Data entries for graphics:
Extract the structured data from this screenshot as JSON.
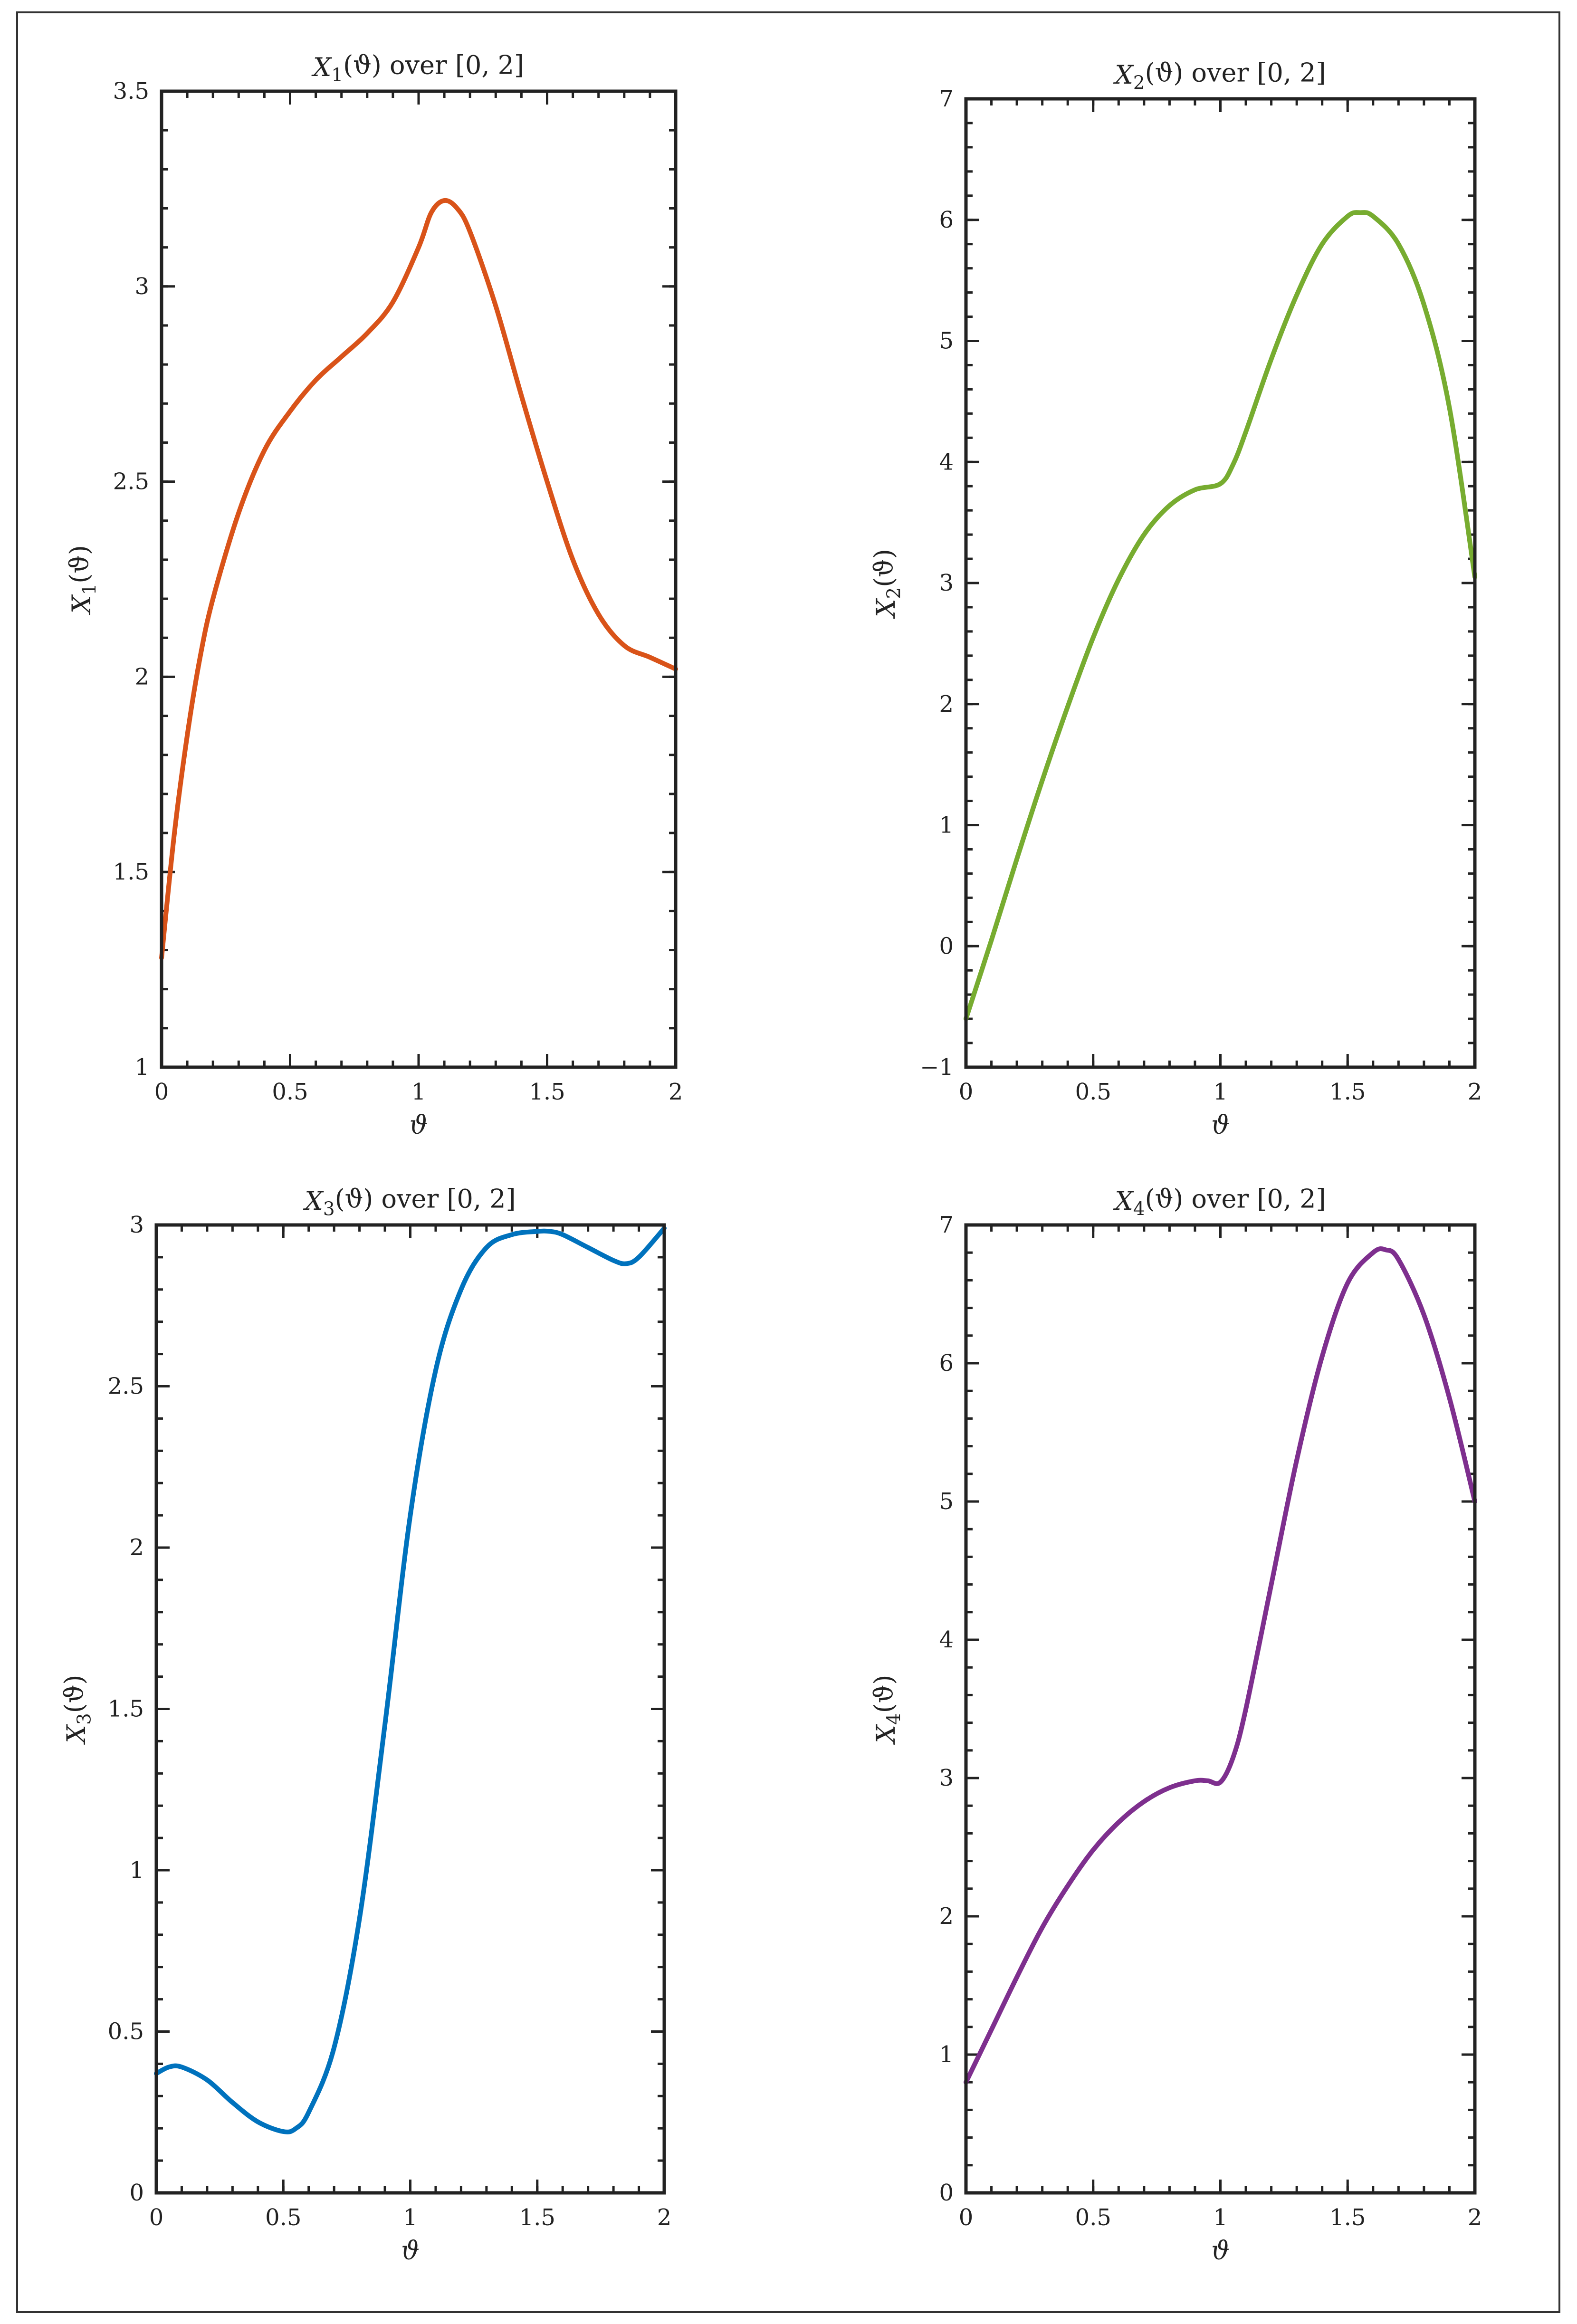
{
  "chart_data": [
    {
      "type": "line",
      "title": "X₁(ϑ) over [0, 2]",
      "xlabel": "ϑ",
      "ylabel": "X₁(ϑ)",
      "xlim": [
        0,
        2
      ],
      "ylim": [
        1,
        3.5
      ],
      "xticks": [
        0,
        0.5,
        1,
        1.5,
        2
      ],
      "xtick_labels": [
        "0",
        "0.5",
        "1",
        "1.5",
        "2"
      ],
      "yticks": [
        1,
        1.5,
        2,
        2.5,
        3,
        3.5
      ],
      "ytick_labels": [
        "1",
        "1.5",
        "2",
        "2.5",
        "3",
        "3.5"
      ],
      "grid": false,
      "color": "#D95319",
      "series": [
        {
          "x": [
            0,
            0.05,
            0.1,
            0.15,
            0.2,
            0.3,
            0.4,
            0.5,
            0.6,
            0.7,
            0.8,
            0.9,
            1.0,
            1.05,
            1.1,
            1.15,
            1.2,
            1.3,
            1.4,
            1.5,
            1.6,
            1.7,
            1.8,
            1.9,
            2.0
          ],
          "y": [
            1.28,
            1.6,
            1.85,
            2.05,
            2.2,
            2.42,
            2.58,
            2.68,
            2.76,
            2.82,
            2.88,
            2.96,
            3.1,
            3.19,
            3.22,
            3.2,
            3.14,
            2.95,
            2.72,
            2.5,
            2.3,
            2.16,
            2.08,
            2.05,
            2.02
          ]
        }
      ]
    },
    {
      "type": "line",
      "title": "X₂(ϑ) over [0, 2]",
      "xlabel": "ϑ",
      "ylabel": "X₂(ϑ)",
      "xlim": [
        0,
        2
      ],
      "ylim": [
        -1,
        7
      ],
      "xticks": [
        0,
        0.5,
        1,
        1.5,
        2
      ],
      "xtick_labels": [
        "0",
        "0.5",
        "1",
        "1.5",
        "2"
      ],
      "yticks": [
        -1,
        0,
        1,
        2,
        3,
        4,
        5,
        6,
        7
      ],
      "ytick_labels": [
        "−1",
        "0",
        "1",
        "2",
        "3",
        "4",
        "5",
        "6",
        "7"
      ],
      "grid": false,
      "color": "#77AC30",
      "series": [
        {
          "x": [
            0,
            0.1,
            0.2,
            0.3,
            0.4,
            0.5,
            0.6,
            0.7,
            0.8,
            0.9,
            1.0,
            1.05,
            1.1,
            1.2,
            1.3,
            1.4,
            1.5,
            1.55,
            1.6,
            1.7,
            1.8,
            1.9,
            2.0
          ],
          "y": [
            -0.6,
            0.05,
            0.72,
            1.37,
            1.98,
            2.55,
            3.03,
            3.4,
            3.64,
            3.77,
            3.82,
            3.98,
            4.25,
            4.85,
            5.38,
            5.8,
            6.03,
            6.06,
            6.03,
            5.8,
            5.3,
            4.45,
            3.05
          ]
        }
      ]
    },
    {
      "type": "line",
      "title": "X₃(ϑ) over [0, 2]",
      "xlabel": "ϑ",
      "ylabel": "X₃(ϑ)",
      "xlim": [
        0,
        2
      ],
      "ylim": [
        0,
        3
      ],
      "xticks": [
        0,
        0.5,
        1,
        1.5,
        2
      ],
      "xtick_labels": [
        "0",
        "0.5",
        "1",
        "1.5",
        "2"
      ],
      "yticks": [
        0,
        0.5,
        1,
        1.5,
        2,
        2.5,
        3
      ],
      "ytick_labels": [
        "0",
        "0.5",
        "1",
        "1.5",
        "2",
        "2.5",
        "3"
      ],
      "grid": false,
      "color": "#0072BD",
      "series": [
        {
          "x": [
            0,
            0.05,
            0.1,
            0.2,
            0.3,
            0.4,
            0.5,
            0.55,
            0.6,
            0.7,
            0.8,
            0.9,
            1.0,
            1.1,
            1.2,
            1.3,
            1.4,
            1.5,
            1.55,
            1.6,
            1.7,
            1.8,
            1.85,
            1.9,
            2.0
          ],
          "y": [
            0.37,
            0.39,
            0.39,
            0.35,
            0.28,
            0.22,
            0.19,
            0.2,
            0.25,
            0.45,
            0.85,
            1.45,
            2.1,
            2.55,
            2.8,
            2.93,
            2.97,
            2.98,
            2.98,
            2.97,
            2.93,
            2.89,
            2.88,
            2.9,
            2.99
          ]
        }
      ]
    },
    {
      "type": "line",
      "title": "X₄(ϑ) over [0, 2]",
      "xlabel": "ϑ",
      "ylabel": "X₄(ϑ)",
      "xlim": [
        0,
        2
      ],
      "ylim": [
        0,
        7
      ],
      "xticks": [
        0,
        0.5,
        1,
        1.5,
        2
      ],
      "xtick_labels": [
        "0",
        "0.5",
        "1",
        "1.5",
        "2"
      ],
      "yticks": [
        0,
        1,
        2,
        3,
        4,
        5,
        6,
        7
      ],
      "ytick_labels": [
        "0",
        "1",
        "2",
        "3",
        "4",
        "5",
        "6",
        "7"
      ],
      "grid": false,
      "color": "#7E2F8E",
      "series": [
        {
          "x": [
            0,
            0.1,
            0.2,
            0.3,
            0.4,
            0.5,
            0.6,
            0.7,
            0.8,
            0.9,
            0.95,
            1.0,
            1.05,
            1.1,
            1.2,
            1.3,
            1.4,
            1.5,
            1.6,
            1.65,
            1.7,
            1.8,
            1.9,
            2.0
          ],
          "y": [
            0.8,
            1.18,
            1.56,
            1.92,
            2.22,
            2.48,
            2.68,
            2.83,
            2.93,
            2.98,
            2.98,
            2.97,
            3.15,
            3.5,
            4.4,
            5.3,
            6.05,
            6.58,
            6.8,
            6.82,
            6.75,
            6.35,
            5.75,
            5.0
          ]
        }
      ]
    }
  ]
}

*SHORT TASK*:
Exactly reproduce each record, leaving out any pictures.

*SOLUTION FOR THIS PROBLEM*:
Extract the structured data from this screenshot as JSON.
{
  "chart_data": [
    {
      "type": "line",
      "title": "X₁(ϑ) over [0, 2]",
      "xlabel": "ϑ",
      "ylabel": "X₁(ϑ)",
      "xlim": [
        0,
        2
      ],
      "ylim": [
        1,
        3.5
      ],
      "xticks": [
        0,
        0.5,
        1,
        1.5,
        2
      ],
      "xtick_labels": [
        "0",
        "0.5",
        "1",
        "1.5",
        "2"
      ],
      "yticks": [
        1,
        1.5,
        2,
        2.5,
        3,
        3.5
      ],
      "ytick_labels": [
        "1",
        "1.5",
        "2",
        "2.5",
        "3",
        "3.5"
      ],
      "grid": false,
      "color": "#D95319",
      "series": [
        {
          "x": [
            0,
            0.05,
            0.1,
            0.15,
            0.2,
            0.3,
            0.4,
            0.5,
            0.6,
            0.7,
            0.8,
            0.9,
            1.0,
            1.05,
            1.1,
            1.15,
            1.2,
            1.3,
            1.4,
            1.5,
            1.6,
            1.7,
            1.8,
            1.9,
            2.0
          ],
          "y": [
            1.28,
            1.6,
            1.85,
            2.05,
            2.2,
            2.42,
            2.58,
            2.68,
            2.76,
            2.82,
            2.88,
            2.96,
            3.1,
            3.19,
            3.22,
            3.2,
            3.14,
            2.95,
            2.72,
            2.5,
            2.3,
            2.16,
            2.08,
            2.05,
            2.02
          ]
        }
      ]
    },
    {
      "type": "line",
      "title": "X₂(ϑ) over [0, 2]",
      "xlabel": "ϑ",
      "ylabel": "X₂(ϑ)",
      "xlim": [
        0,
        2
      ],
      "ylim": [
        -1,
        7
      ],
      "xticks": [
        0,
        0.5,
        1,
        1.5,
        2
      ],
      "xtick_labels": [
        "0",
        "0.5",
        "1",
        "1.5",
        "2"
      ],
      "yticks": [
        -1,
        0,
        1,
        2,
        3,
        4,
        5,
        6,
        7
      ],
      "ytick_labels": [
        "−1",
        "0",
        "1",
        "2",
        "3",
        "4",
        "5",
        "6",
        "7"
      ],
      "grid": false,
      "color": "#77AC30",
      "series": [
        {
          "x": [
            0,
            0.1,
            0.2,
            0.3,
            0.4,
            0.5,
            0.6,
            0.7,
            0.8,
            0.9,
            1.0,
            1.05,
            1.1,
            1.2,
            1.3,
            1.4,
            1.5,
            1.55,
            1.6,
            1.7,
            1.8,
            1.9,
            2.0
          ],
          "y": [
            -0.6,
            0.05,
            0.72,
            1.37,
            1.98,
            2.55,
            3.03,
            3.4,
            3.64,
            3.77,
            3.82,
            3.98,
            4.25,
            4.85,
            5.38,
            5.8,
            6.03,
            6.06,
            6.03,
            5.8,
            5.3,
            4.45,
            3.05
          ]
        }
      ]
    },
    {
      "type": "line",
      "title": "X₃(ϑ) over [0, 2]",
      "xlabel": "ϑ",
      "ylabel": "X₃(ϑ)",
      "xlim": [
        0,
        2
      ],
      "ylim": [
        0,
        3
      ],
      "xticks": [
        0,
        0.5,
        1,
        1.5,
        2
      ],
      "xtick_labels": [
        "0",
        "0.5",
        "1",
        "1.5",
        "2"
      ],
      "yticks": [
        0,
        0.5,
        1,
        1.5,
        2,
        2.5,
        3
      ],
      "ytick_labels": [
        "0",
        "0.5",
        "1",
        "1.5",
        "2",
        "2.5",
        "3"
      ],
      "grid": false,
      "color": "#0072BD",
      "series": [
        {
          "x": [
            0,
            0.05,
            0.1,
            0.2,
            0.3,
            0.4,
            0.5,
            0.55,
            0.6,
            0.7,
            0.8,
            0.9,
            1.0,
            1.1,
            1.2,
            1.3,
            1.4,
            1.5,
            1.55,
            1.6,
            1.7,
            1.8,
            1.85,
            1.9,
            2.0
          ],
          "y": [
            0.37,
            0.39,
            0.39,
            0.35,
            0.28,
            0.22,
            0.19,
            0.2,
            0.25,
            0.45,
            0.85,
            1.45,
            2.1,
            2.55,
            2.8,
            2.93,
            2.97,
            2.98,
            2.98,
            2.97,
            2.93,
            2.89,
            2.88,
            2.9,
            2.99
          ]
        }
      ]
    },
    {
      "type": "line",
      "title": "X₄(ϑ) over [0, 2]",
      "xlabel": "ϑ",
      "ylabel": "X₄(ϑ)",
      "xlim": [
        0,
        2
      ],
      "ylim": [
        0,
        7
      ],
      "xticks": [
        0,
        0.5,
        1,
        1.5,
        2
      ],
      "xtick_labels": [
        "0",
        "0.5",
        "1",
        "1.5",
        "2"
      ],
      "yticks": [
        0,
        1,
        2,
        3,
        4,
        5,
        6,
        7
      ],
      "ytick_labels": [
        "0",
        "1",
        "2",
        "3",
        "4",
        "5",
        "6",
        "7"
      ],
      "grid": false,
      "color": "#7E2F8E",
      "series": [
        {
          "x": [
            0,
            0.1,
            0.2,
            0.3,
            0.4,
            0.5,
            0.6,
            0.7,
            0.8,
            0.9,
            0.95,
            1.0,
            1.05,
            1.1,
            1.2,
            1.3,
            1.4,
            1.5,
            1.6,
            1.65,
            1.7,
            1.8,
            1.9,
            2.0
          ],
          "y": [
            0.8,
            1.18,
            1.56,
            1.92,
            2.22,
            2.48,
            2.68,
            2.83,
            2.93,
            2.98,
            2.98,
            2.97,
            3.15,
            3.5,
            4.4,
            5.3,
            6.05,
            6.58,
            6.8,
            6.82,
            6.75,
            6.35,
            5.75,
            5.0
          ]
        }
      ]
    }
  ]
}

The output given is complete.